__Problem to solve__.
Leave out every picture, then transcribe the rest of the listing exactly.
══════════
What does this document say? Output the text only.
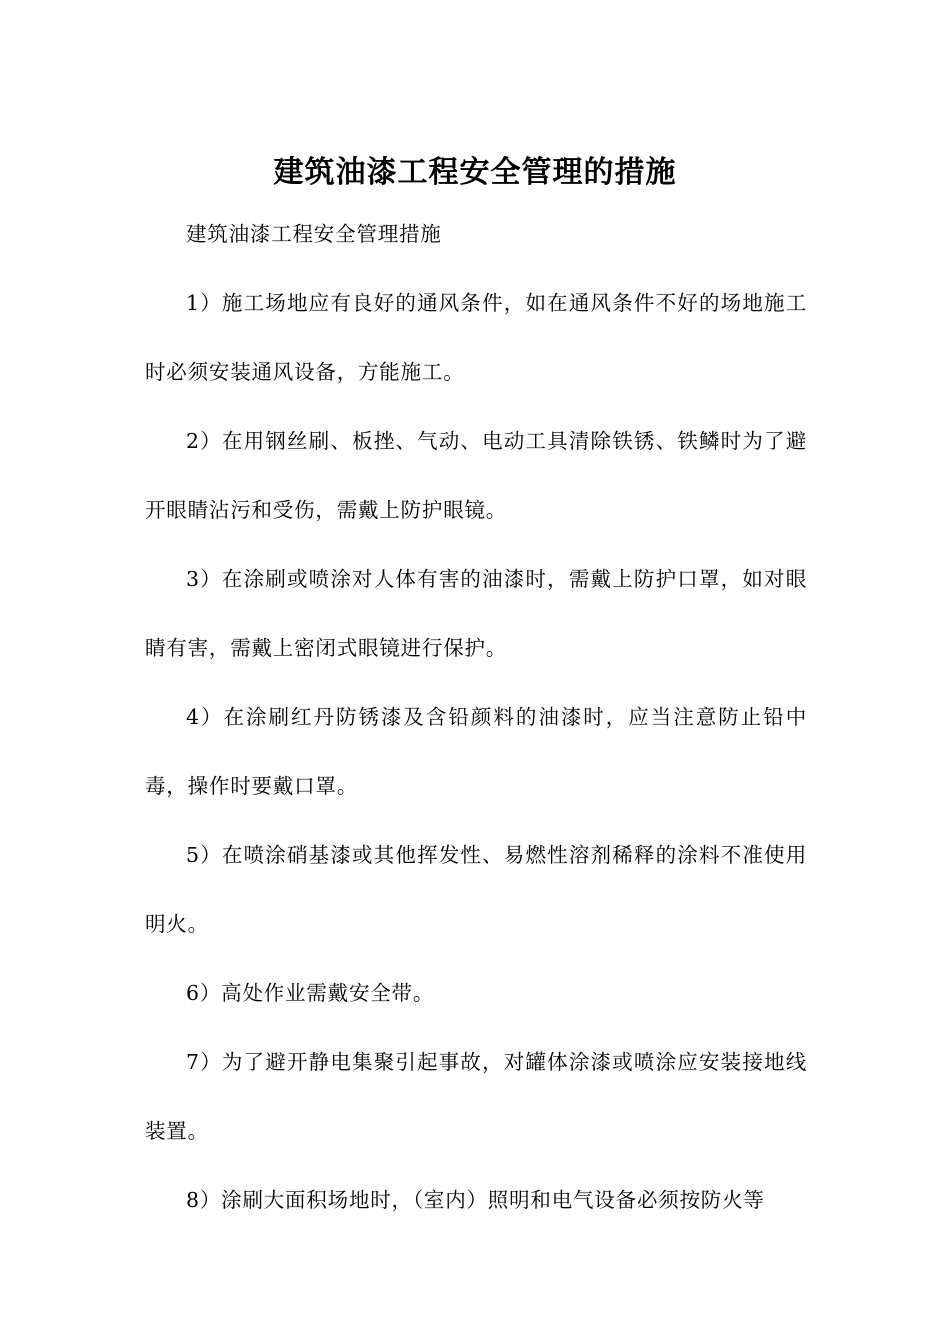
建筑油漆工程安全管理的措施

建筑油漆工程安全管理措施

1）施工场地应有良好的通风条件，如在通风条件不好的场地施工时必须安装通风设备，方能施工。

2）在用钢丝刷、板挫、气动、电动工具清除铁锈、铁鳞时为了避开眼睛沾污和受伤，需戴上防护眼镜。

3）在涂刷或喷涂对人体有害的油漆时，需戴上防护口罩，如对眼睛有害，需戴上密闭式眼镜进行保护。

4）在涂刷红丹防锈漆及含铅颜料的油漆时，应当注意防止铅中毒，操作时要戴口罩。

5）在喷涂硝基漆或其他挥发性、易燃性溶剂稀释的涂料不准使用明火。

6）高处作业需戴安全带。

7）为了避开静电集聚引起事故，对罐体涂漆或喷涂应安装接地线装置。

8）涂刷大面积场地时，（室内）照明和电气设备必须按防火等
══════════
__Written answer__.
What does this document say? Output the text only.
建筑油漆工程安全管理的措施

建筑油漆工程安全管理措施

1）施工场地应有良好的通风条件，如在通风条件不好的场地施工时必须安装通风设备，方能施工。

2）在用钢丝刷、板挫、气动、电动工具清除铁锈、铁鳞时为了避开眼睛沾污和受伤，需戴上防护眼镜。

3）在涂刷或喷涂对人体有害的油漆时，需戴上防护口罩，如对眼睛有害，需戴上密闭式眼镜进行保护。

4）在涂刷红丹防锈漆及含铅颜料的油漆时，应当注意防止铅中毒，操作时要戴口罩。

5）在喷涂硝基漆或其他挥发性、易燃性溶剂稀释的涂料不准使用明火。

6）高处作业需戴安全带。

7）为了避开静电集聚引起事故，对罐体涂漆或喷涂应安装接地线装置。

8）涂刷大面积场地时，（室内）照明和电气设备必须按防火等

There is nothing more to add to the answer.